**** Record extracts ****
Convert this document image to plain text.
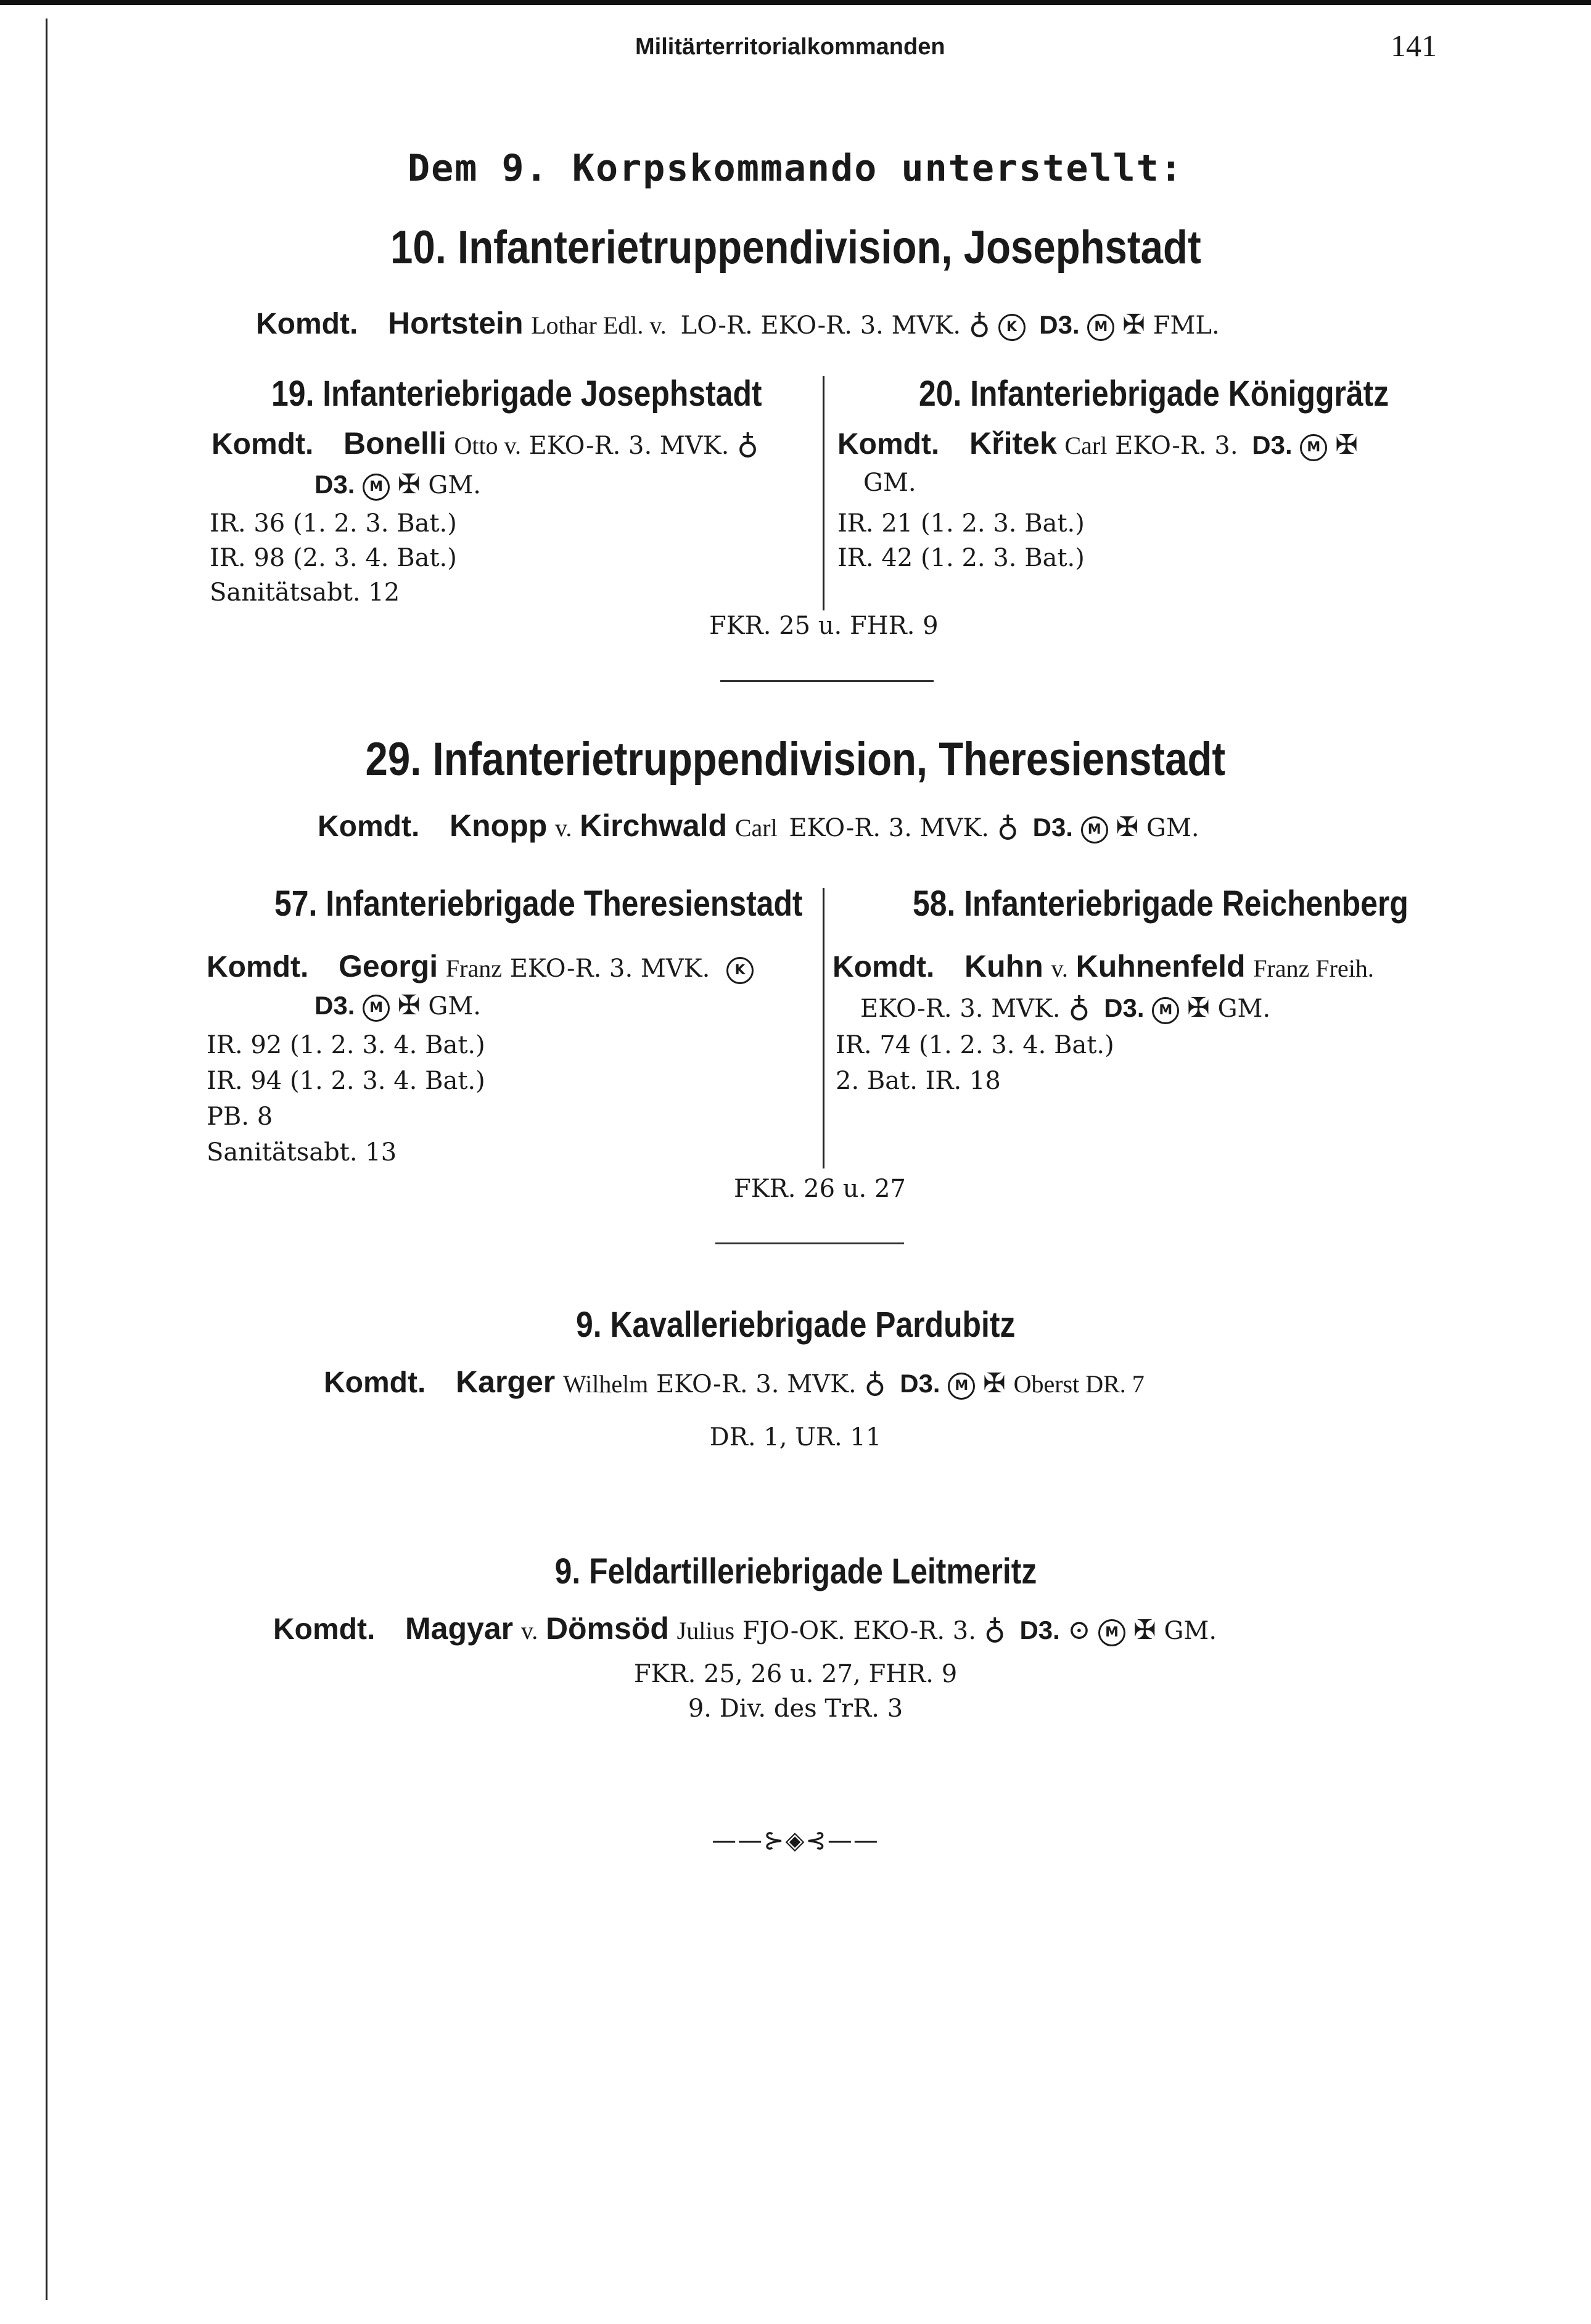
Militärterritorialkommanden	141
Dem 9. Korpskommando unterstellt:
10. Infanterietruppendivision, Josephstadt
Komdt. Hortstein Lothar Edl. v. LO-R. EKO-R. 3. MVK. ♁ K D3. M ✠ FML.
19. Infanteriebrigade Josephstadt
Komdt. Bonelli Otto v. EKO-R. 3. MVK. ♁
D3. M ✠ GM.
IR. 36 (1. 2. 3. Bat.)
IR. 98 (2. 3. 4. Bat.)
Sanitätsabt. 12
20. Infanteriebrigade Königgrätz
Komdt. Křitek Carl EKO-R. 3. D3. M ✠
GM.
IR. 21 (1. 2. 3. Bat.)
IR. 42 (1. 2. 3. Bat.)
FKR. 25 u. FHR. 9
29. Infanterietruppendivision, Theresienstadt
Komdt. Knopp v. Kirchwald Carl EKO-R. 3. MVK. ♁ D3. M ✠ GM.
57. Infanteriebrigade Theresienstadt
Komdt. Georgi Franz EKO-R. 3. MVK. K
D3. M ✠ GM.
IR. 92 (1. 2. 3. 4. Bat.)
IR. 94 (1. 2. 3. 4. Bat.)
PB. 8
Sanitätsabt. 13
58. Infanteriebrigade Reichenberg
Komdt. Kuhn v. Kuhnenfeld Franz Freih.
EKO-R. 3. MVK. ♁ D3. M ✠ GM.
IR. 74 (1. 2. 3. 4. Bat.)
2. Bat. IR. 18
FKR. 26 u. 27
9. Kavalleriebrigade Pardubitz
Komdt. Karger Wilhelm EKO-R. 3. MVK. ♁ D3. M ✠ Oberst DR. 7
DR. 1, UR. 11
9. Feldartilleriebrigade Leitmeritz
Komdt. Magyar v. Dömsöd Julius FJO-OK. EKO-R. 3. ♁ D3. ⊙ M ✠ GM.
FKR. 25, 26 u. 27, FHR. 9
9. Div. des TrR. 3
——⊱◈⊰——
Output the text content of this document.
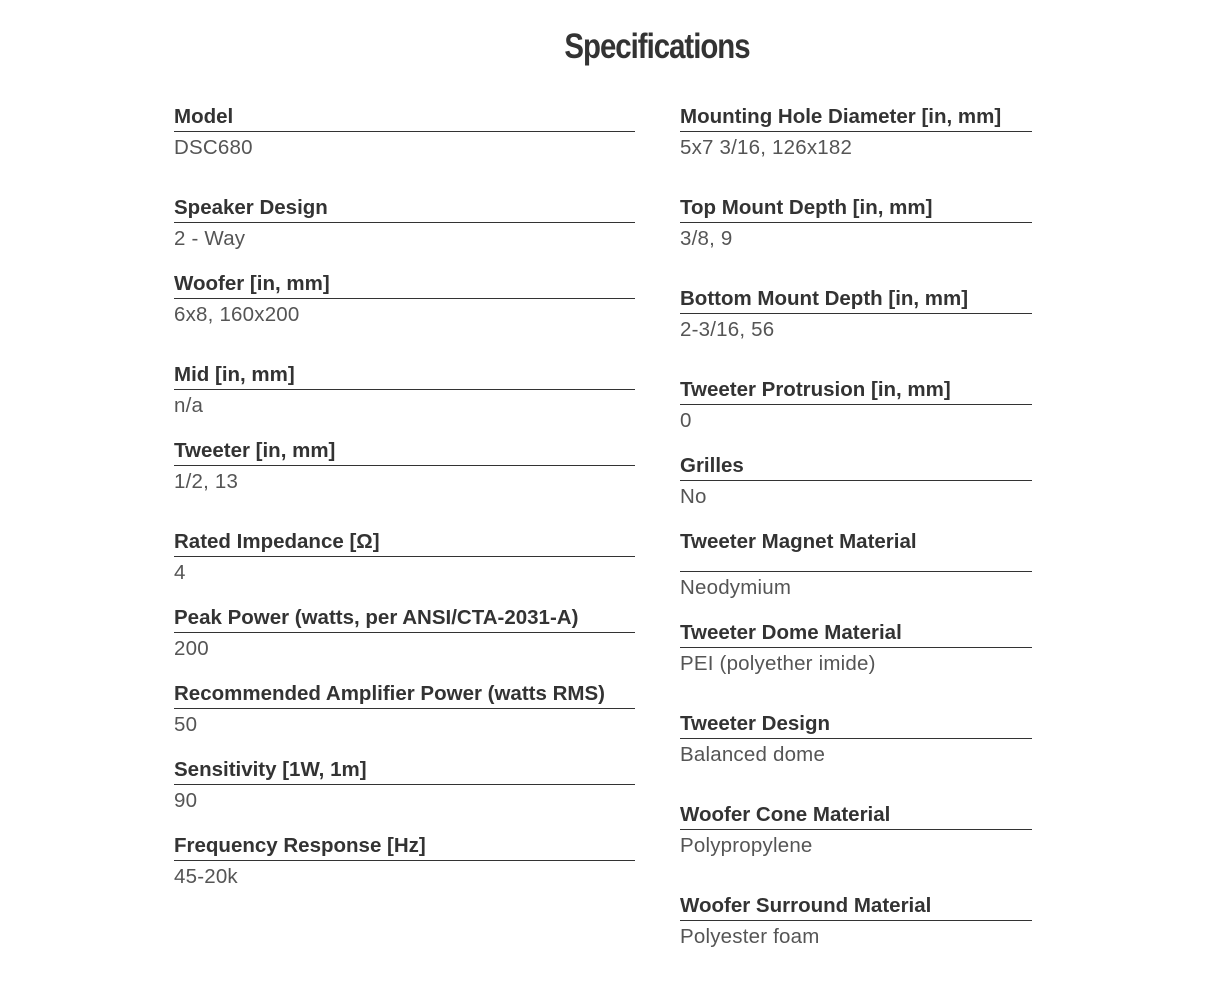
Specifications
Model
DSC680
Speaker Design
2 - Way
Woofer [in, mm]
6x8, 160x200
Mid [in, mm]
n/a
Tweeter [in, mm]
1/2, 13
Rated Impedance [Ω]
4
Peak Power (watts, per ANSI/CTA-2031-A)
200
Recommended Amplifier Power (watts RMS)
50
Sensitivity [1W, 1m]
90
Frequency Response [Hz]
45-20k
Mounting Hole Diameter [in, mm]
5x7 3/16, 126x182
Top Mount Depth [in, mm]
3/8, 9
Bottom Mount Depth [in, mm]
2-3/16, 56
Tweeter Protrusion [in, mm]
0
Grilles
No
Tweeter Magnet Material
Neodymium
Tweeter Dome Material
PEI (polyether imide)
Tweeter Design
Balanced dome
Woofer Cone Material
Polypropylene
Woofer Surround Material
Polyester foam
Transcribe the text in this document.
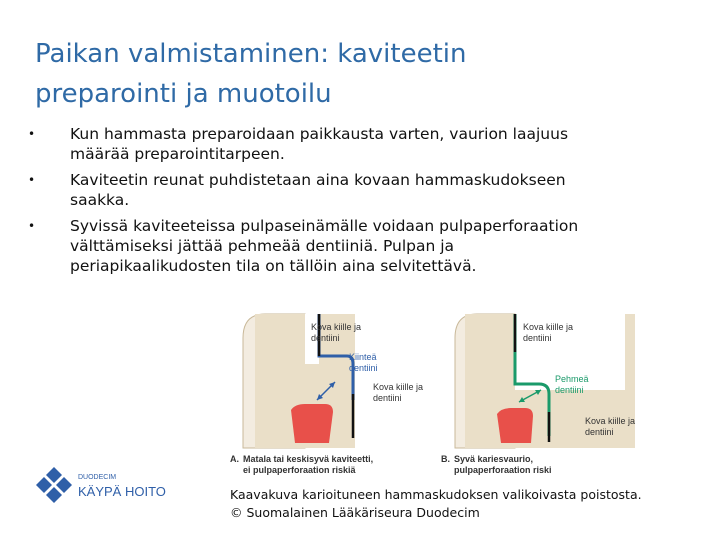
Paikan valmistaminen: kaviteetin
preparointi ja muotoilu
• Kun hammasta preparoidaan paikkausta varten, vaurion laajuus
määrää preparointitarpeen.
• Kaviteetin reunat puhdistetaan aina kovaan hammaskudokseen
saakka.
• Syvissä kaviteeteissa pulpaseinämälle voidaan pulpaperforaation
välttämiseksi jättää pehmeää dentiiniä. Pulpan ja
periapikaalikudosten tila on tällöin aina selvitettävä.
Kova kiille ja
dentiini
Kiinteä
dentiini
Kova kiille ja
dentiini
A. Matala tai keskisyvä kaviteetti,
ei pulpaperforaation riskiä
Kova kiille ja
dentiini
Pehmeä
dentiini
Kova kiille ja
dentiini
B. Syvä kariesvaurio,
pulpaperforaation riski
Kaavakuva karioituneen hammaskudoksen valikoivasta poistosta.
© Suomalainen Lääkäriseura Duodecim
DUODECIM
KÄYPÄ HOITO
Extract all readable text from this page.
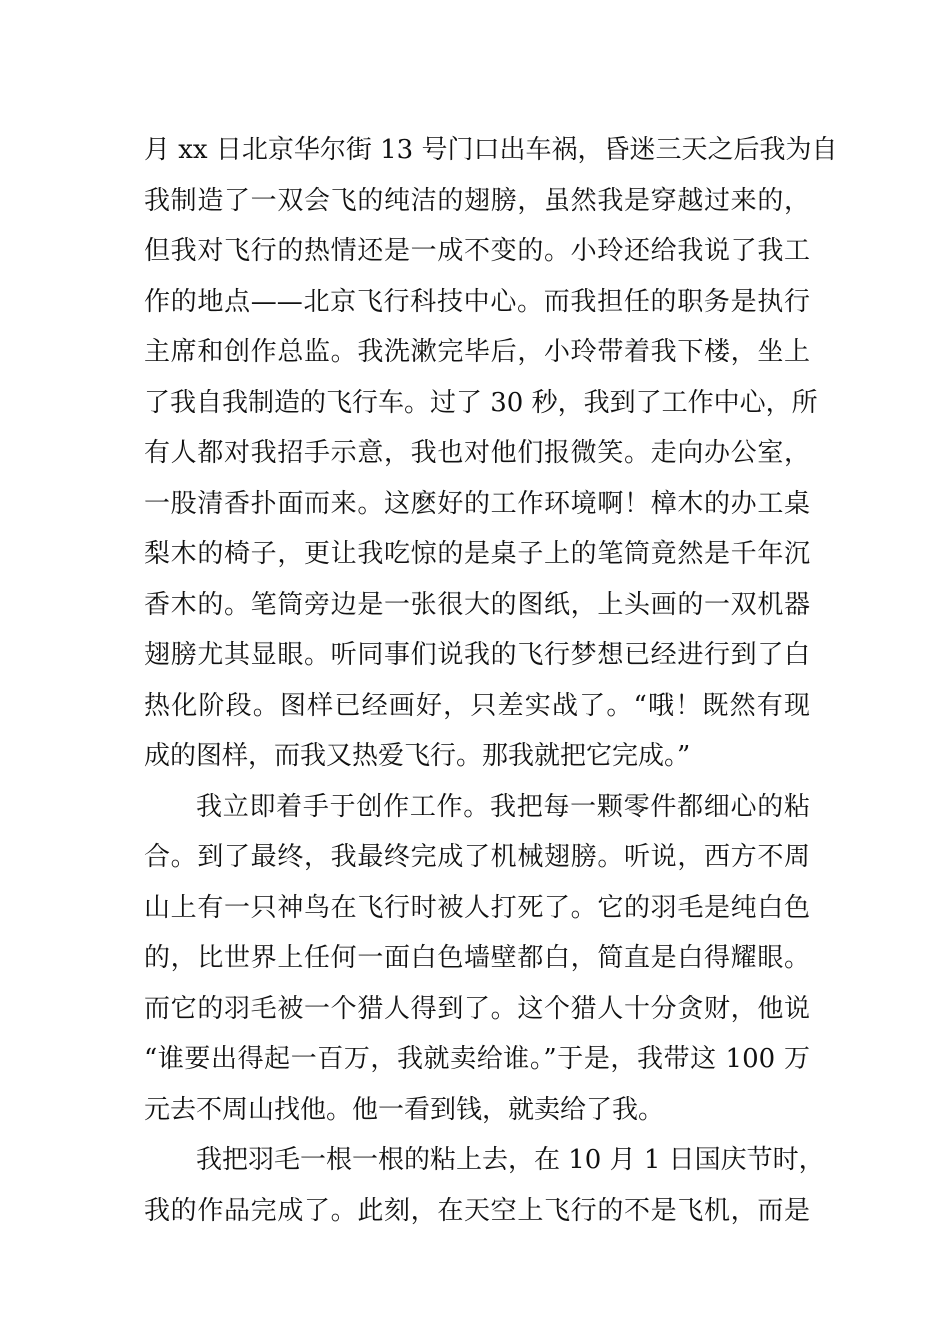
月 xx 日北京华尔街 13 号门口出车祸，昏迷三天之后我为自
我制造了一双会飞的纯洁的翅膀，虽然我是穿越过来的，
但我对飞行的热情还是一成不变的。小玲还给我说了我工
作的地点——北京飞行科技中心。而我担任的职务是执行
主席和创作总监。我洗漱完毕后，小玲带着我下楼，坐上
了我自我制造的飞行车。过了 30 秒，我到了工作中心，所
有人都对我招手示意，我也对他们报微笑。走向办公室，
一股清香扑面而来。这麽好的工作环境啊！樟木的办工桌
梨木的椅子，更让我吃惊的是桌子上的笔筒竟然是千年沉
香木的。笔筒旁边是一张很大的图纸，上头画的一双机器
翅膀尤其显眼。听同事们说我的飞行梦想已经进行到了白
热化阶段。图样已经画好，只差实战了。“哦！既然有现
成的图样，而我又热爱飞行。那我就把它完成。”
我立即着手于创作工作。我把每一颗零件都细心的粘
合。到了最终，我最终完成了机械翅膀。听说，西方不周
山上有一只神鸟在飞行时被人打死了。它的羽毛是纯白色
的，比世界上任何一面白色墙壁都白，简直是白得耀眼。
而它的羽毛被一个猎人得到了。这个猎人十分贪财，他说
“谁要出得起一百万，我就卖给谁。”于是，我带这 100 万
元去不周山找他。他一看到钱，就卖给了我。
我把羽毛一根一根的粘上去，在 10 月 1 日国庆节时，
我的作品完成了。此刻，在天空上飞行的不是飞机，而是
****
» **Task objective**:
In your copy of the records, include no pictures; repeat everything else exactly.

» **Solution**:
Convert this document image to plain text.
Militärterritorialkommanden	141
Dem 9. Korpskommando unterstellt:
10. Infanterietruppendivision, Josephstadt
Komdt. Hortstein Lothar Edl. v. LO-R. EKO-R. 3. MVK. ♁ K D3. M ✠ FML.
19. Infanteriebrigade Josephstadt
Komdt. Bonelli Otto v. EKO-R. 3. MVK. ♁
D3. M ✠ GM.
IR. 36 (1. 2. 3. Bat.)
IR. 98 (2. 3. 4. Bat.)
Sanitätsabt. 12
20. Infanteriebrigade Königgrätz
Komdt. Křitek Carl EKO-R. 3. D3. M ✠
GM.
IR. 21 (1. 2. 3. Bat.)
IR. 42 (1. 2. 3. Bat.)
FKR. 25 u. FHR. 9
29. Infanterietruppendivision, Theresienstadt
Komdt. Knopp v. Kirchwald Carl EKO-R. 3. MVK. ♁ D3. M ✠ GM.
57. Infanteriebrigade Theresienstadt
Komdt. Georgi Franz EKO-R. 3. MVK. K
D3. M ✠ GM.
IR. 92 (1. 2. 3. 4. Bat.)
IR. 94 (1. 2. 3. 4. Bat.)
PB. 8
Sanitätsabt. 13
58. Infanteriebrigade Reichenberg
Komdt. Kuhn v. Kuhnenfeld Franz Freih.
EKO-R. 3. MVK. ♁ D3. M ✠ GM.
IR. 74 (1. 2. 3. 4. Bat.)
2. Bat. IR. 18
FKR. 26 u. 27
9. Kavalleriebrigade Pardubitz
Komdt. Karger Wilhelm EKO-R. 3. MVK. ♁ D3. M ✠ Oberst DR. 7
DR. 1, UR. 11
9. Feldartilleriebrigade Leitmeritz
Komdt. Magyar v. Dömsöd Julius FJO-OK. EKO-R. 3. ♁ D3. ⊙ M ✠ GM.
FKR. 25, 26 u. 27, FHR. 9
9. Div. des TrR. 3
——⊱◈⊰——
Output the text content of this document.
Specifications
Model
DSC680
Speaker Design
2 - Way
Woofer [in, mm]
6x8, 160x200
Mid [in, mm]
n/a
Tweeter [in, mm]
1/2, 13
Rated Impedance [Ω]
4
Peak Power (watts, per ANSI/CTA-2031-A)
200
Recommended Amplifier Power (watts RMS)
50
Sensitivity [1W, 1m]
90
Frequency Response [Hz]
45-20k
Mounting Hole Diameter [in, mm]
5x7 3/16, 126x182
Top Mount Depth [in, mm]
3/8, 9
Bottom Mount Depth [in, mm]
2-3/16, 56
Tweeter Protrusion [in, mm]
0
Grilles
No
Tweeter Magnet Material
Neodymium
Tweeter Dome Material
PEI (polyether imide)
Tweeter Design
Balanced dome
Woofer Cone Material
Polypropylene
Woofer Surround Material
Polyester foam
Transcribe the text in this document.
Paikan valmistaminen: kaviteetin
preparointi ja muotoilu
• Kun hammasta preparoidaan paikkausta varten, vaurion laajuus
määrää preparointitarpeen.
• Kaviteetin reunat puhdistetaan aina kovaan hammaskudokseen
saakka.
• Syvissä kaviteeteissa pulpaseinämälle voidaan pulpaperforaation
välttämiseksi jättää pehmeää dentiiniä. Pulpan ja
periapikaalikudosten tila on tällöin aina selvitettävä.
Kova kiille ja
dentiini
Kiinteä
dentiini
Kova kiille ja
dentiini
A. Matala tai keskisyvä kaviteetti,
ei pulpaperforaation riskiä
Kova kiille ja
dentiini
Pehmeä
dentiini
Kova kiille ja
dentiini
B. Syvä kariesvaurio,
pulpaperforaation riski
Kaavakuva karioituneen hammaskudoksen valikoivasta poistosta.
© Suomalainen Lääkäriseura Duodecim
DUODECIM
KÄYPÄ HOITO
Extract all readable text from this page.
月 xx 日北京华尔街 13 号门口出车祸，昏迷三天之后我为自
我制造了一双会飞的纯洁的翅膀，虽然我是穿越过来的，
但我对飞行的热情还是一成不变的。小玲还给我说了我工
作的地点——北京飞行科技中心。而我担任的职务是执行
主席和创作总监。我洗漱完毕后，小玲带着我下楼，坐上
了我自我制造的飞行车。过了 30 秒，我到了工作中心，所
有人都对我招手示意，我也对他们报微笑。走向办公室，
一股清香扑面而来。这麽好的工作环境啊！樟木的办工桌
梨木的椅子，更让我吃惊的是桌子上的笔筒竟然是千年沉
香木的。笔筒旁边是一张很大的图纸，上头画的一双机器
翅膀尤其显眼。听同事们说我的飞行梦想已经进行到了白
热化阶段。图样已经画好，只差实战了。“哦！既然有现
成的图样，而我又热爱飞行。那我就把它完成。”
我立即着手于创作工作。我把每一颗零件都细心的粘
合。到了最终，我最终完成了机械翅膀。听说，西方不周
山上有一只神鸟在飞行时被人打死了。它的羽毛是纯白色
的，比世界上任何一面白色墙壁都白，简直是白得耀眼。
而它的羽毛被一个猎人得到了。这个猎人十分贪财，他说
“谁要出得起一百万，我就卖给谁。”于是，我带这 100 万
元去不周山找他。他一看到钱，就卖给了我。
我把羽毛一根一根的粘上去，在 10 月 1 日国庆节时，
我的作品完成了。此刻，在天空上飞行的不是飞机，而是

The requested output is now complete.